_Extracted material_
────────

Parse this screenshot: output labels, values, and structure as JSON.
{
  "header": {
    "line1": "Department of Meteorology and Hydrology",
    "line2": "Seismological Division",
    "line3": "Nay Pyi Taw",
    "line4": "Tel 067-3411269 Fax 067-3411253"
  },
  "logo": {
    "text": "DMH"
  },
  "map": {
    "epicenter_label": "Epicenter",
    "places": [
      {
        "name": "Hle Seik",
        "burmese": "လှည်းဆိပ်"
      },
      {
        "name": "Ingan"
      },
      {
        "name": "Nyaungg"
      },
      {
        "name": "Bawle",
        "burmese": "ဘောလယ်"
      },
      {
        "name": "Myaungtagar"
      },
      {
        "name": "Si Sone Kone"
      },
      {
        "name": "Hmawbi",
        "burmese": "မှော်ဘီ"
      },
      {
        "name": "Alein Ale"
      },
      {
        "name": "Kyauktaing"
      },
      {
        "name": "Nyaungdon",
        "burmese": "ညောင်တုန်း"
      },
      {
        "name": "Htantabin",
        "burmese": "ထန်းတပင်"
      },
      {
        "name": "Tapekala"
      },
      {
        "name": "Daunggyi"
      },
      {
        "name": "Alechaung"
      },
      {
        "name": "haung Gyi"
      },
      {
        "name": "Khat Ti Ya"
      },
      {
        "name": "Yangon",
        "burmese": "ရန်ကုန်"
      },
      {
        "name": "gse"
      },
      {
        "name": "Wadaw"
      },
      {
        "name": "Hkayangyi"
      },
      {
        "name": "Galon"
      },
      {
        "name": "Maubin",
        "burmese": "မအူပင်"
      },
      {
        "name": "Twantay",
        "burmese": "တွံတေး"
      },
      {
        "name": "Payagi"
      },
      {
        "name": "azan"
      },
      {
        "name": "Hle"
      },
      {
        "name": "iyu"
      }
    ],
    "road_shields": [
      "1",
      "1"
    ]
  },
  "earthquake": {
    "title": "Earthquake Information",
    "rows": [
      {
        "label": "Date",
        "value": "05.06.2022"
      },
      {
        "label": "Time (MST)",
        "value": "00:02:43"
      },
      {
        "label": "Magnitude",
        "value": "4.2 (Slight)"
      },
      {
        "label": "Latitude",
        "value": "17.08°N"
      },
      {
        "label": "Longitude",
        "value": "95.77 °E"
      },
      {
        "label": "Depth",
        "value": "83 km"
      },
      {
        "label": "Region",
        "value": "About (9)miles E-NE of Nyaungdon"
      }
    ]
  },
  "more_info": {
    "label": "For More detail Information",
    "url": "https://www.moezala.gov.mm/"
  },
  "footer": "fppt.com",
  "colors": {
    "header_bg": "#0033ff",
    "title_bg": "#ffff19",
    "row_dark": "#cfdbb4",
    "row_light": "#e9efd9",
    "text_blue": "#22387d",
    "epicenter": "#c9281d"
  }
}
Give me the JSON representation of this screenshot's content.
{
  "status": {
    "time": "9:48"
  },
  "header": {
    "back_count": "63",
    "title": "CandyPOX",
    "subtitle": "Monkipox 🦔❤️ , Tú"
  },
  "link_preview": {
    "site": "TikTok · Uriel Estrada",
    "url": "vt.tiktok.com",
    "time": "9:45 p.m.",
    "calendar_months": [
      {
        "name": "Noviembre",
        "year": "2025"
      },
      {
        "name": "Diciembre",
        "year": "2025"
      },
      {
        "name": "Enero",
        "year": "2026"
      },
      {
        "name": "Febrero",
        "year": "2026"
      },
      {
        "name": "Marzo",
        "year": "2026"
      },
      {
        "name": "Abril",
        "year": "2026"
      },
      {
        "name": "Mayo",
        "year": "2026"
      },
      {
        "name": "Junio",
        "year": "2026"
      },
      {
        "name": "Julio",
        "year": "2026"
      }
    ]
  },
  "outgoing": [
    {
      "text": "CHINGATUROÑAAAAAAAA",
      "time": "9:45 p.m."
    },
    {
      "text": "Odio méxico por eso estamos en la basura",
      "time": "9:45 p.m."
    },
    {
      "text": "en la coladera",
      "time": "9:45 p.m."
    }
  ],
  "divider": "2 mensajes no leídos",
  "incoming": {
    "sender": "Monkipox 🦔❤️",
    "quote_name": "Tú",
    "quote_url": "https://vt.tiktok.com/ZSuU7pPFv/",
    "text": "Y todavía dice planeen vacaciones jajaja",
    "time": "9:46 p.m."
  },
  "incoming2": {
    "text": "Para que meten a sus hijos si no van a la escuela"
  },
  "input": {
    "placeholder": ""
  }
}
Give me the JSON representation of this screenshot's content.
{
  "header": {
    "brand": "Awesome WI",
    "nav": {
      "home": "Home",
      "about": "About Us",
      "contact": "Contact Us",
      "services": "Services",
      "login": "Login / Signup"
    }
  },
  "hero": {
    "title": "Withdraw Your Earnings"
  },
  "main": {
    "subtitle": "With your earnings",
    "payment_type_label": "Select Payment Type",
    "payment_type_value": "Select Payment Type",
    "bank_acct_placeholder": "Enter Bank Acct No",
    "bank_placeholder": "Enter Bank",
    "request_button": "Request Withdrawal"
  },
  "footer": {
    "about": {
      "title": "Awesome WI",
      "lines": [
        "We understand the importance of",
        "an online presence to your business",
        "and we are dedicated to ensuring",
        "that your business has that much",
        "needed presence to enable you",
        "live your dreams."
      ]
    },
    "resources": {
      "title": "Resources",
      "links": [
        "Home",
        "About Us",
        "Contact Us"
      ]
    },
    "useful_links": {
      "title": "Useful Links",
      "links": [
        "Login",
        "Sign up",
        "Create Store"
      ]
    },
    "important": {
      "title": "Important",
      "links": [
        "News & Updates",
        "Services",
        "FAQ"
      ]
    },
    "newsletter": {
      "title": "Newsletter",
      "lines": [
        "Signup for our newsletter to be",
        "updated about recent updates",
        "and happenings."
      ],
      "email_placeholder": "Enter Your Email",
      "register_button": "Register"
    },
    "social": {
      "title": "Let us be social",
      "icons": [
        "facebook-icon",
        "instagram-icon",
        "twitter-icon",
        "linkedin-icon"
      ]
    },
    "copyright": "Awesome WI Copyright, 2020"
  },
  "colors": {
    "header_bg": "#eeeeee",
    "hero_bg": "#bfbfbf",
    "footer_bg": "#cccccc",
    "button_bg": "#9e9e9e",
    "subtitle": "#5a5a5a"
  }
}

────────

Collect each line above holding the string "Monkipox".

    "subtitle": "Monkipox 🦔❤️ , Tú"
    "sender": "Monkipox 🦔❤️",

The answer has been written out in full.